**WHAT THE TASK ASKS**
Tally the lines that include the word "text" and reply with nothing but the total.

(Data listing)
>> Start
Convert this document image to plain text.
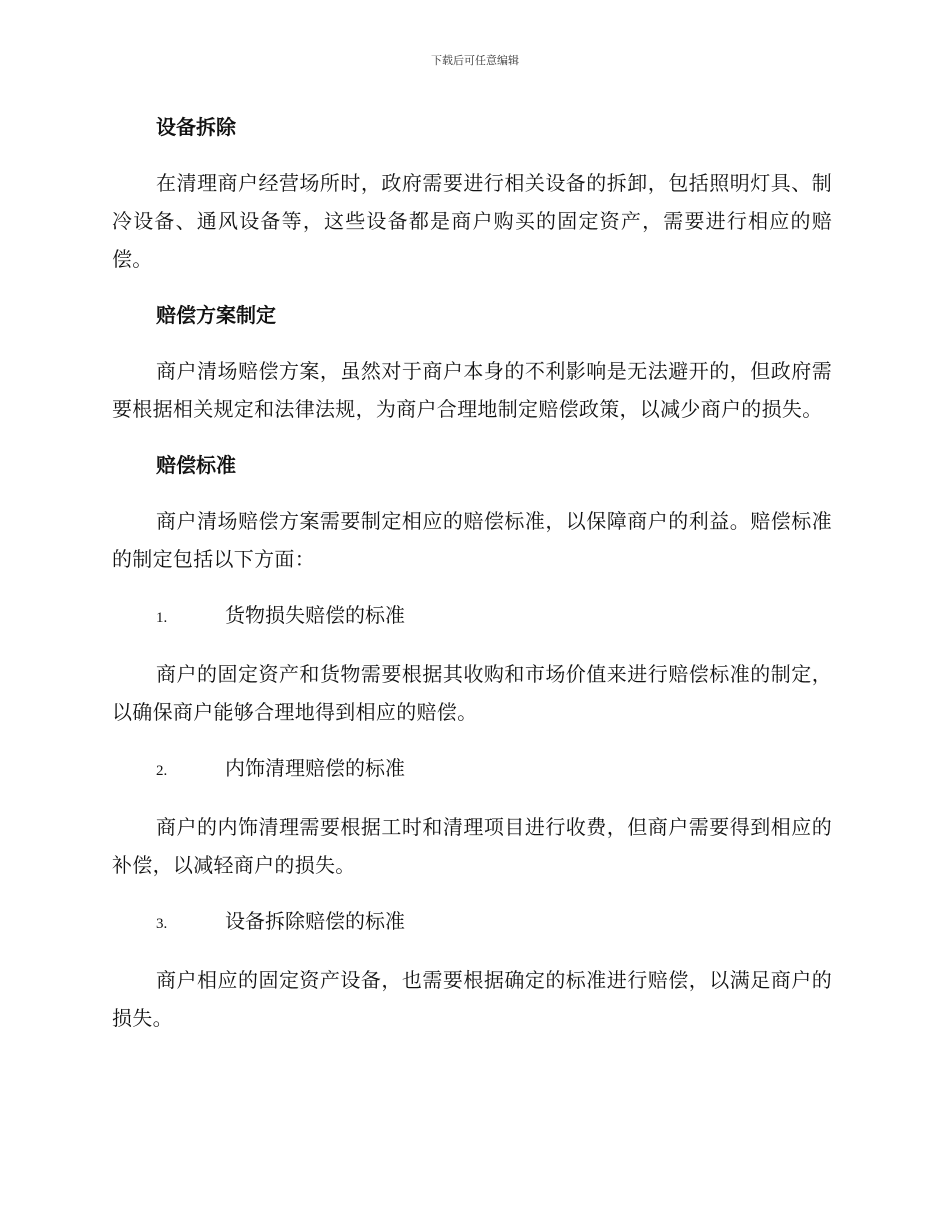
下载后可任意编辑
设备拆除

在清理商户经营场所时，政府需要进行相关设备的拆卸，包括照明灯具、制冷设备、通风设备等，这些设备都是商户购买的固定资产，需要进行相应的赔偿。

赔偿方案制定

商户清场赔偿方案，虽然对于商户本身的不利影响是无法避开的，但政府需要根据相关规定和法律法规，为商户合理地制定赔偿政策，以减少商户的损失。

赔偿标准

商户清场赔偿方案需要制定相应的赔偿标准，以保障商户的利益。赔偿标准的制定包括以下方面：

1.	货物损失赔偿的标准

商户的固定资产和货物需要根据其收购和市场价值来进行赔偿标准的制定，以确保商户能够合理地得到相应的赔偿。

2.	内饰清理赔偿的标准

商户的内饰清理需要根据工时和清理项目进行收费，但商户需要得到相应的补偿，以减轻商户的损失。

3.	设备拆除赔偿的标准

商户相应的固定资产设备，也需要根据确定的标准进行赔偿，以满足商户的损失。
>> End
>> Start
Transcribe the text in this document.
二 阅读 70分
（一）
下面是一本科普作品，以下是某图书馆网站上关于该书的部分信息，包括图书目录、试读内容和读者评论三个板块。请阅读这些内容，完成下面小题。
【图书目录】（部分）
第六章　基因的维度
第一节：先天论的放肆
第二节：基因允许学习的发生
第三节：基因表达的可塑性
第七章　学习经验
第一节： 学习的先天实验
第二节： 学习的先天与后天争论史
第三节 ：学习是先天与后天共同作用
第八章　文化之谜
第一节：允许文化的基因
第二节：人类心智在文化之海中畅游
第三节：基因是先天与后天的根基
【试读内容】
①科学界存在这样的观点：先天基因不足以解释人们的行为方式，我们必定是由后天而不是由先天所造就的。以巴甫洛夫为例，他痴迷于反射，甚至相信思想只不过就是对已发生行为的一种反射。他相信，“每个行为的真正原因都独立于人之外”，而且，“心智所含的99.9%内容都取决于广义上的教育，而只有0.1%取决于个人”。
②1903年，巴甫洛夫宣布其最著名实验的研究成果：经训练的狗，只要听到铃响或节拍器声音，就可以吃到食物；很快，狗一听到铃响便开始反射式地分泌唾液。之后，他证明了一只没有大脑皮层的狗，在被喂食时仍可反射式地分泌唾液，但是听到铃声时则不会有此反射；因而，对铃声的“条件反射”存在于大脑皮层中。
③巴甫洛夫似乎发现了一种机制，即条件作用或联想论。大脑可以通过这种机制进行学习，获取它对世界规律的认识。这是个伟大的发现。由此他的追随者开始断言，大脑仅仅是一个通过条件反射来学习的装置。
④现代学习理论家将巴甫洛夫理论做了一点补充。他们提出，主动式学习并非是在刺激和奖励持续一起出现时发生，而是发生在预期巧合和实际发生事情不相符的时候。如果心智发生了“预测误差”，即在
>> End
**OUTPUT FOR THIS TASK**
2